> _Data provided_
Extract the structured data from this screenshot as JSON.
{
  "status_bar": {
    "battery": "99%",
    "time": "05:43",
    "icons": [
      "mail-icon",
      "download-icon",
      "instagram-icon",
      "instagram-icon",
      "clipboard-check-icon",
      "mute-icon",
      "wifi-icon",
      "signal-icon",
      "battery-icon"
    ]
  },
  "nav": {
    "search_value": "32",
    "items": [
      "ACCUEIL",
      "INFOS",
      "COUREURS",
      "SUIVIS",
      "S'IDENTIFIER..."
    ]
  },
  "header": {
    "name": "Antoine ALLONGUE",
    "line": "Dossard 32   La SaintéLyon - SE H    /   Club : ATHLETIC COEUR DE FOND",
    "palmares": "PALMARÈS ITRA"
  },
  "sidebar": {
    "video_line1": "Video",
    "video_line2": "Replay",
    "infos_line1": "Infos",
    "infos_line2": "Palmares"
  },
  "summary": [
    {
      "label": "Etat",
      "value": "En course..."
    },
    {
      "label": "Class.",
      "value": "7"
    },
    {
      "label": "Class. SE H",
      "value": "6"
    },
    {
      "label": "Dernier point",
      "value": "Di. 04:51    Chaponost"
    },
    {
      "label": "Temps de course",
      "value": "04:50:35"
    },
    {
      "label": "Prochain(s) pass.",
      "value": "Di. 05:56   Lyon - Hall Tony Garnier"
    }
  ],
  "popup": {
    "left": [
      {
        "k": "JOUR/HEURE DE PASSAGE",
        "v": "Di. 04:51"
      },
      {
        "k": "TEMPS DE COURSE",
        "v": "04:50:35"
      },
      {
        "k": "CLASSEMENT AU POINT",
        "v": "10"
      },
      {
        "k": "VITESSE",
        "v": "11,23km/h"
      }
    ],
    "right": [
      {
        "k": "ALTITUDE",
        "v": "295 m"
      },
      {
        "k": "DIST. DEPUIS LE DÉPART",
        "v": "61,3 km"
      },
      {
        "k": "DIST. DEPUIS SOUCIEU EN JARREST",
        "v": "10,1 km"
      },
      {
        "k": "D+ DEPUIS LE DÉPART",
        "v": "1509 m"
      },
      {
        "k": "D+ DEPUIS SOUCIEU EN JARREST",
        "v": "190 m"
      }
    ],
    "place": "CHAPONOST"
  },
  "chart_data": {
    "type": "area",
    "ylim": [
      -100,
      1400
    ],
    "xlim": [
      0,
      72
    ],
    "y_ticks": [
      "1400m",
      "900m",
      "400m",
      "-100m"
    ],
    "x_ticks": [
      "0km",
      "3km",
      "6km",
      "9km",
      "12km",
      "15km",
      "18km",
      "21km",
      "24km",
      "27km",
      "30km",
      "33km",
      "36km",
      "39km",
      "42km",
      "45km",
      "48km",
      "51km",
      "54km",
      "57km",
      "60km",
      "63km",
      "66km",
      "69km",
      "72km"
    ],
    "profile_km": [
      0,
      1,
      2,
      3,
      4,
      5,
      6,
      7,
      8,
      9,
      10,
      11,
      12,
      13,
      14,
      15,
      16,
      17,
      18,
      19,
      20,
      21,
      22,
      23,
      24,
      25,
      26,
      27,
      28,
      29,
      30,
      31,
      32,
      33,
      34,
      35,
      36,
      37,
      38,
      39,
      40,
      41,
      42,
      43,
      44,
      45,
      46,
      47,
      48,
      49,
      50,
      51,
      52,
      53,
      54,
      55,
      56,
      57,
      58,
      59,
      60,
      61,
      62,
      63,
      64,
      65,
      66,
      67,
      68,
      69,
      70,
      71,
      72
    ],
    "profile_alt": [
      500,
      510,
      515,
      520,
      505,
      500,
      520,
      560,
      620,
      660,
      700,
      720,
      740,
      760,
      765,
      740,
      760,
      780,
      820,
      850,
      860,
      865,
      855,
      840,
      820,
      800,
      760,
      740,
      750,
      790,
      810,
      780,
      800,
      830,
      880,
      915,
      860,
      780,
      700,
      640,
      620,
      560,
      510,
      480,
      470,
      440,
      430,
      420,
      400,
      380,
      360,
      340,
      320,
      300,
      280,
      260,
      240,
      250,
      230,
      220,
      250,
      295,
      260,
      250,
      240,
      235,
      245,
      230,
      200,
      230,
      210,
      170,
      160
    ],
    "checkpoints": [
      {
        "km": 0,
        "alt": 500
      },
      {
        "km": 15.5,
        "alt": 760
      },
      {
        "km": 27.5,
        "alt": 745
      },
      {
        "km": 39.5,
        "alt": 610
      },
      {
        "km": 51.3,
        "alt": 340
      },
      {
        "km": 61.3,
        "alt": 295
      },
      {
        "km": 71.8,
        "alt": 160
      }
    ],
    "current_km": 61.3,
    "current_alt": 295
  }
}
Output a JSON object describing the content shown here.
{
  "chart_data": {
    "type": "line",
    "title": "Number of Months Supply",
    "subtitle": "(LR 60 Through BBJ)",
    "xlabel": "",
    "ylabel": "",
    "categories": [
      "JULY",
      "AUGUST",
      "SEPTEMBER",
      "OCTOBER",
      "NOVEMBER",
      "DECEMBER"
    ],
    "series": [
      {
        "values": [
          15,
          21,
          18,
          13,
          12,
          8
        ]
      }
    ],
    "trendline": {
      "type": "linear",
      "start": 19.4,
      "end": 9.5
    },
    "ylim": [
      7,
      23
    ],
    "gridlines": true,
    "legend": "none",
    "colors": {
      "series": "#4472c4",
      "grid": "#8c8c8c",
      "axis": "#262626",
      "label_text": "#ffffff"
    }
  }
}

> _Exercise aim_
Give nothing but the count of lines in the listing above that hold the string "DÉPART".

> _Answer below_
2